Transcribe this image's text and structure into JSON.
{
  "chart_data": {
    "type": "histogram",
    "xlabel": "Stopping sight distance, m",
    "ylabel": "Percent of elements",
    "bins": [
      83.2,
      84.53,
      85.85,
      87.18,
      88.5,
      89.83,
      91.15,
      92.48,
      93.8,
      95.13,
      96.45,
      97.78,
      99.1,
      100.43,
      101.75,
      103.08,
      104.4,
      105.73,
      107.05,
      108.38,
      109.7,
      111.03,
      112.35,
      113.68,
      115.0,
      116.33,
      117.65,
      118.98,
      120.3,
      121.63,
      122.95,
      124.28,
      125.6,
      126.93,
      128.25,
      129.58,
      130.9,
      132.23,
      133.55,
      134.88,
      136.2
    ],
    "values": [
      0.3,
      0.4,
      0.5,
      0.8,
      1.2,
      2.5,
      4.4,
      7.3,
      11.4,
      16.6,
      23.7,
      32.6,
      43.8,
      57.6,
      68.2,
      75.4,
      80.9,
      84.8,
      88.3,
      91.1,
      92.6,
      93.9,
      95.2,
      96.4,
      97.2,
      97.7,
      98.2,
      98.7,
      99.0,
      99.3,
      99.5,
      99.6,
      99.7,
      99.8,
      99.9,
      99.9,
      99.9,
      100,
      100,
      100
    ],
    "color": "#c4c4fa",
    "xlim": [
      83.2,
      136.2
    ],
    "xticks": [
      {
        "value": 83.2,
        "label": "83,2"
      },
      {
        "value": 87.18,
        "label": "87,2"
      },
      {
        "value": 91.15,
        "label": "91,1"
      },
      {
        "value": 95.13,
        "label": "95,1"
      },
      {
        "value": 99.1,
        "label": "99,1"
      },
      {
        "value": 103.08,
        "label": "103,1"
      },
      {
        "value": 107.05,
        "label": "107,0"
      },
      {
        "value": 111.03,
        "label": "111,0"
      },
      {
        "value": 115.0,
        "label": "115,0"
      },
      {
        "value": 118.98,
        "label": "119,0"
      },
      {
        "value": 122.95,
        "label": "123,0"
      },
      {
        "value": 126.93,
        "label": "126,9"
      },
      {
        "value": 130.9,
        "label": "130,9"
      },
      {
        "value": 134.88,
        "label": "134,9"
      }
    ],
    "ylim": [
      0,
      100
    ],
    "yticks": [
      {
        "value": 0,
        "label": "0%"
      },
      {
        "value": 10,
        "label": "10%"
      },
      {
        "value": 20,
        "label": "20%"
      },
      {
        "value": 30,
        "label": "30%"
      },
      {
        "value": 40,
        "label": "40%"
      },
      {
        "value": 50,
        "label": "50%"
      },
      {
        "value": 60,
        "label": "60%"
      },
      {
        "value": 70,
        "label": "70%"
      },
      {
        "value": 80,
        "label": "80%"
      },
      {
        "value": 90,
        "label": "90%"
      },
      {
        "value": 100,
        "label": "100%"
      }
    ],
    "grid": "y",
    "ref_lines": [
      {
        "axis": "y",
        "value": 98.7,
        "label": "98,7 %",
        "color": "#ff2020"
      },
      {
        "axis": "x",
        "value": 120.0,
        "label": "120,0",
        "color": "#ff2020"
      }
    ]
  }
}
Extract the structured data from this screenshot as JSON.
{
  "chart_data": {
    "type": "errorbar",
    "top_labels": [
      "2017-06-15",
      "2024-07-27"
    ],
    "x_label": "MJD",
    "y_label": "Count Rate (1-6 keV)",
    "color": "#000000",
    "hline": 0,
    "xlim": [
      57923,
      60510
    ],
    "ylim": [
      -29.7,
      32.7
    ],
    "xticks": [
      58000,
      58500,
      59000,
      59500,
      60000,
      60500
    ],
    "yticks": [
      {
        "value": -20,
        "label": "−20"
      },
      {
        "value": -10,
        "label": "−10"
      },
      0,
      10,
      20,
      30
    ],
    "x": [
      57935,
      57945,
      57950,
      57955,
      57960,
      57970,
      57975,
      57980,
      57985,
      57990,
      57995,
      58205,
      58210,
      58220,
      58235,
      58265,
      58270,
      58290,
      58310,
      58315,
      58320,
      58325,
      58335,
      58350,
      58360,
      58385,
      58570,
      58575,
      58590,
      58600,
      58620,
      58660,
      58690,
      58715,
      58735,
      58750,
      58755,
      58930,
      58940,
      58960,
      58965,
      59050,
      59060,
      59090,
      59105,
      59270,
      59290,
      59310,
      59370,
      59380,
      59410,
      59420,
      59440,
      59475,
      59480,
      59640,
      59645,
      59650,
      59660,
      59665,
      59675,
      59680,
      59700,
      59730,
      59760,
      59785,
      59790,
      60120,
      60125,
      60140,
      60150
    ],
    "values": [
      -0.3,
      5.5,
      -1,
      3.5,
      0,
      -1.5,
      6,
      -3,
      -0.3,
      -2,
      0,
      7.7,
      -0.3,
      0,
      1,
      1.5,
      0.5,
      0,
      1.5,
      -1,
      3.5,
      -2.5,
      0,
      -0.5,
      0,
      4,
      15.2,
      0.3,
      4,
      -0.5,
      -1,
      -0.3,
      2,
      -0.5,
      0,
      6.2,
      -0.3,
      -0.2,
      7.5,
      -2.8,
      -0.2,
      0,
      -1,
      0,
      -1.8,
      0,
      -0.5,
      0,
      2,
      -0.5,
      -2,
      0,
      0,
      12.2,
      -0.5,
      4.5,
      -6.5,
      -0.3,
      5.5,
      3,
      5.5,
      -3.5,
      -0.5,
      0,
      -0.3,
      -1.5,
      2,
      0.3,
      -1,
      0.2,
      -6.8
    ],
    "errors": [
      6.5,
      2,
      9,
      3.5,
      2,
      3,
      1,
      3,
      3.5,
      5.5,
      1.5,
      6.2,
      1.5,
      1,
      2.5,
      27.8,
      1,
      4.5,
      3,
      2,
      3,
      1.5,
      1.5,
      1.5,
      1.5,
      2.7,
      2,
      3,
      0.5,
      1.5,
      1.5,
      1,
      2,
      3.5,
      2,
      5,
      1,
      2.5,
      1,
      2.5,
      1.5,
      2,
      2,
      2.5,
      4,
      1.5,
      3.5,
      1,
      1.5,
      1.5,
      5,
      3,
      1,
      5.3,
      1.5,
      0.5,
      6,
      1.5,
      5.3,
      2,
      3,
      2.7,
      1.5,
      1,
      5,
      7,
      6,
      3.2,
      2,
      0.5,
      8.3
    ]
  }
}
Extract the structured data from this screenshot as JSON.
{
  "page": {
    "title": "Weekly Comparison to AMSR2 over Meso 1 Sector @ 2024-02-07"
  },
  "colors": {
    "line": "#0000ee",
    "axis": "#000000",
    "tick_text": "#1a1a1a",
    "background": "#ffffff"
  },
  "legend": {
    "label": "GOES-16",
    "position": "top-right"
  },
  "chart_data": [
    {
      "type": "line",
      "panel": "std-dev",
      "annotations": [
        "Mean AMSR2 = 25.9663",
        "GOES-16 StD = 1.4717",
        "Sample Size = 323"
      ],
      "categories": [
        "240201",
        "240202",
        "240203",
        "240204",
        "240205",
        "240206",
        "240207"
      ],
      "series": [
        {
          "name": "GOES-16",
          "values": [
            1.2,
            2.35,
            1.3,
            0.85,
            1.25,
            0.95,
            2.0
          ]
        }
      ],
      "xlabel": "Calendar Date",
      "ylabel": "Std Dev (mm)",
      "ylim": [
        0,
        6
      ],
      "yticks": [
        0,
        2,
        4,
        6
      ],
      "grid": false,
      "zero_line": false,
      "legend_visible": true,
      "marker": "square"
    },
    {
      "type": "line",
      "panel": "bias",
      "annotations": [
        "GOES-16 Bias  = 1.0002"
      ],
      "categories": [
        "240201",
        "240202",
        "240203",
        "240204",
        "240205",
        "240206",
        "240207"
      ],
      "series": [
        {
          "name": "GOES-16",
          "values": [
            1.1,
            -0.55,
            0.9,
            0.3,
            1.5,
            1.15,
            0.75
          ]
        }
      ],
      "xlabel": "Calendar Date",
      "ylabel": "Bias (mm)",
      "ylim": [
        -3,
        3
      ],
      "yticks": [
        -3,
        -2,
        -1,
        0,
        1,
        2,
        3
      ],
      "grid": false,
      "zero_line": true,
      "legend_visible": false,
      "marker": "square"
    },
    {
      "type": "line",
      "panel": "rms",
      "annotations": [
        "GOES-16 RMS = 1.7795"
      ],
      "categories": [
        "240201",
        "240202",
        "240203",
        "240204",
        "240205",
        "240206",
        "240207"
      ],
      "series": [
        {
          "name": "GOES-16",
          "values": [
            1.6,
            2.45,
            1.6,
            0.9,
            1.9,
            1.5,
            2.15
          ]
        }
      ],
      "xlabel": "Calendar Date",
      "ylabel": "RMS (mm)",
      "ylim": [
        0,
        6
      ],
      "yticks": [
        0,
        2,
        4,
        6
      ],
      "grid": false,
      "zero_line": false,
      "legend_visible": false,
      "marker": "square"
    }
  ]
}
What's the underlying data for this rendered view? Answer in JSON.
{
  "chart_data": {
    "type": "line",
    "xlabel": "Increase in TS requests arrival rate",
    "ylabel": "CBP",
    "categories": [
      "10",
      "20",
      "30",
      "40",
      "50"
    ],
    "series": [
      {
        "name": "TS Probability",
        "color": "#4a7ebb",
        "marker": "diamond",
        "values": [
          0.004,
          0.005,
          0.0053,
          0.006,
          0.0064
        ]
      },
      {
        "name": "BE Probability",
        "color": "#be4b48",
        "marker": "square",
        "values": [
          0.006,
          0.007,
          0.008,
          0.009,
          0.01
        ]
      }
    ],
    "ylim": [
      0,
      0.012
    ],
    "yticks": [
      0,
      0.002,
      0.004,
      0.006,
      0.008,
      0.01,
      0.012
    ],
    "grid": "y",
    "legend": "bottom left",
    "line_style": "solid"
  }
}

══════

Find the word "Probability" in the entries above and gather every line that holds it.

▸ TASK RESPONSE:
        "name": "TS Probability",
        "name": "BE Probability",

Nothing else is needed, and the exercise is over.